◆ Available records ◆

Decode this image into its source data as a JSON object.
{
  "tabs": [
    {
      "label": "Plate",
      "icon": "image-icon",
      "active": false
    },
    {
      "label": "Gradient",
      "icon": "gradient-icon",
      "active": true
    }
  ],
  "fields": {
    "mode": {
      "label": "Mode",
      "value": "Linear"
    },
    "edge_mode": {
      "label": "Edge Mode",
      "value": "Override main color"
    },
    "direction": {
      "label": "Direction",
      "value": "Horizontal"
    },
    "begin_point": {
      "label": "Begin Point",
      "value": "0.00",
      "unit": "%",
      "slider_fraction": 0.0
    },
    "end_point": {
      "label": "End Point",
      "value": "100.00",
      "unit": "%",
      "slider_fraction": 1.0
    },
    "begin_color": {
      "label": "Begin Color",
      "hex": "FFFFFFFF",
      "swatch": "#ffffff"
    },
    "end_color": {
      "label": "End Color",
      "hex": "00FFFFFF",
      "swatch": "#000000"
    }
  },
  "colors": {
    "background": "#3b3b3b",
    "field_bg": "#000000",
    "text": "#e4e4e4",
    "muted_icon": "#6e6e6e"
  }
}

◆ Set exercise ◆
Among the lines above, how many contain the string "value"? State the number alone.

◆ Answer to this exercise ◆
5